* **Exercise**: Each entry below must be repeated word for word.

* **Data rows**:
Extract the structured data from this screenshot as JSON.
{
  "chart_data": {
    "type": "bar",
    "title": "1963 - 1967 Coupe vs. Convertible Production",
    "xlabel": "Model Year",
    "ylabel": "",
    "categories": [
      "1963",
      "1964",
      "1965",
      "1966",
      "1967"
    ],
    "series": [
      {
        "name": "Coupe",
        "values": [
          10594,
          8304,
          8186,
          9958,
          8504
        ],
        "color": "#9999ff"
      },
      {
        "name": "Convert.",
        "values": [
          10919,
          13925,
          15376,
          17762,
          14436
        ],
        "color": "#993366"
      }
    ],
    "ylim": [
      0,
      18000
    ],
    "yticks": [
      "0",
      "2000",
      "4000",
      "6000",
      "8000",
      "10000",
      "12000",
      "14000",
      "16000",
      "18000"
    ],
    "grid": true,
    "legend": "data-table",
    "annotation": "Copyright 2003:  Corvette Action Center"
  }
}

* **Final result**:
Extract the structured data from this screenshot as JSON.
{
  "chart_data": {
    "type": "bar",
    "title": "1963 - 1967 Coupe vs. Convertible Production",
    "xlabel": "Model Year",
    "ylabel": "",
    "categories": [
      "1963",
      "1964",
      "1965",
      "1966",
      "1967"
    ],
    "series": [
      {
        "name": "Coupe",
        "values": [
          10594,
          8304,
          8186,
          9958,
          8504
        ],
        "color": "#9999ff"
      },
      {
        "name": "Convert.",
        "values": [
          10919,
          13925,
          15376,
          17762,
          14436
        ],
        "color": "#993366"
      }
    ],
    "ylim": [
      0,
      18000
    ],
    "yticks": [
      "0",
      "2000",
      "4000",
      "6000",
      "8000",
      "10000",
      "12000",
      "14000",
      "16000",
      "18000"
    ],
    "grid": true,
    "legend": "data-table",
    "annotation": "Copyright 2003:  Corvette Action Center"
  }
}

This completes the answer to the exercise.